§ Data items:

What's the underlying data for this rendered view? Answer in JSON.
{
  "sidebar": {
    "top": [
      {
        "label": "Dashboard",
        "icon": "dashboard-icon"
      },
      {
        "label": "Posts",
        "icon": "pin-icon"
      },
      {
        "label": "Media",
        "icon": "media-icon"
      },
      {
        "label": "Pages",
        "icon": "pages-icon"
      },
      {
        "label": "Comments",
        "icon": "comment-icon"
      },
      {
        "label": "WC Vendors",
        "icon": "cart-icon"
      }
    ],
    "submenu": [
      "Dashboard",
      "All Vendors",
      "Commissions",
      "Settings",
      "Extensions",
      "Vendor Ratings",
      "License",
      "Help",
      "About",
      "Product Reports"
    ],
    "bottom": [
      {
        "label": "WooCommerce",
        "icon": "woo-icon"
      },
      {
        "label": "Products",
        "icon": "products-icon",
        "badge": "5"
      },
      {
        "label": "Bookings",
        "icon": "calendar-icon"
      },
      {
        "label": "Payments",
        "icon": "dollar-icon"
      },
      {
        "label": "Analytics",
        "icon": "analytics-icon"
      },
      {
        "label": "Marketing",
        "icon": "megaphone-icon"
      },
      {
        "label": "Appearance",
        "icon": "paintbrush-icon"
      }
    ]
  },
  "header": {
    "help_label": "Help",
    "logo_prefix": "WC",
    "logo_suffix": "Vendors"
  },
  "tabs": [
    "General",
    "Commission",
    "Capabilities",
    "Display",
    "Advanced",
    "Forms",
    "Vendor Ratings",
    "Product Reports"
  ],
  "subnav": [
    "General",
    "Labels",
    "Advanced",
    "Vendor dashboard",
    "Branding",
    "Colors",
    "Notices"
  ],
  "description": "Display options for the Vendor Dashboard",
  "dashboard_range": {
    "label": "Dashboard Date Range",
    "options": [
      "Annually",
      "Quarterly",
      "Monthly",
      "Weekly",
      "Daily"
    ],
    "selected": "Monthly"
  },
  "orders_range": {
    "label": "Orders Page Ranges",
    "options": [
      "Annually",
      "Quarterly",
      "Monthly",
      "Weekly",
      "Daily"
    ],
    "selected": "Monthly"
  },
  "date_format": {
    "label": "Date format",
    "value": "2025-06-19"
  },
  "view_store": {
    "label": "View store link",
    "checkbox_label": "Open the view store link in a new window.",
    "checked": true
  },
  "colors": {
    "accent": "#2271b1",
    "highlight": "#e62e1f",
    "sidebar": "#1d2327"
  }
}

§ Written task: Using the exact wording, write out all of the records.

§ Exercise response:
What's the underlying data for this rendered view? Answer in JSON.
{
  "sidebar": {
    "top": [
      {
        "label": "Dashboard",
        "icon": "dashboard-icon"
      },
      {
        "label": "Posts",
        "icon": "pin-icon"
      },
      {
        "label": "Media",
        "icon": "media-icon"
      },
      {
        "label": "Pages",
        "icon": "pages-icon"
      },
      {
        "label": "Comments",
        "icon": "comment-icon"
      },
      {
        "label": "WC Vendors",
        "icon": "cart-icon"
      }
    ],
    "submenu": [
      "Dashboard",
      "All Vendors",
      "Commissions",
      "Settings",
      "Extensions",
      "Vendor Ratings",
      "License",
      "Help",
      "About",
      "Product Reports"
    ],
    "bottom": [
      {
        "label": "WooCommerce",
        "icon": "woo-icon"
      },
      {
        "label": "Products",
        "icon": "products-icon",
        "badge": "5"
      },
      {
        "label": "Bookings",
        "icon": "calendar-icon"
      },
      {
        "label": "Payments",
        "icon": "dollar-icon"
      },
      {
        "label": "Analytics",
        "icon": "analytics-icon"
      },
      {
        "label": "Marketing",
        "icon": "megaphone-icon"
      },
      {
        "label": "Appearance",
        "icon": "paintbrush-icon"
      }
    ]
  },
  "header": {
    "help_label": "Help",
    "logo_prefix": "WC",
    "logo_suffix": "Vendors"
  },
  "tabs": [
    "General",
    "Commission",
    "Capabilities",
    "Display",
    "Advanced",
    "Forms",
    "Vendor Ratings",
    "Product Reports"
  ],
  "subnav": [
    "General",
    "Labels",
    "Advanced",
    "Vendor dashboard",
    "Branding",
    "Colors",
    "Notices"
  ],
  "description": "Display options for the Vendor Dashboard",
  "dashboard_range": {
    "label": "Dashboard Date Range",
    "options": [
      "Annually",
      "Quarterly",
      "Monthly",
      "Weekly",
      "Daily"
    ],
    "selected": "Monthly"
  },
  "orders_range": {
    "label": "Orders Page Ranges",
    "options": [
      "Annually",
      "Quarterly",
      "Monthly",
      "Weekly",
      "Daily"
    ],
    "selected": "Monthly"
  },
  "date_format": {
    "label": "Date format",
    "value": "2025-06-19"
  },
  "view_store": {
    "label": "View store link",
    "checkbox_label": "Open the view store link in a new window.",
    "checked": true
  },
  "colors": {
    "accent": "#2271b1",
    "highlight": "#e62e1f",
    "sidebar": "#1d2327"
  }
}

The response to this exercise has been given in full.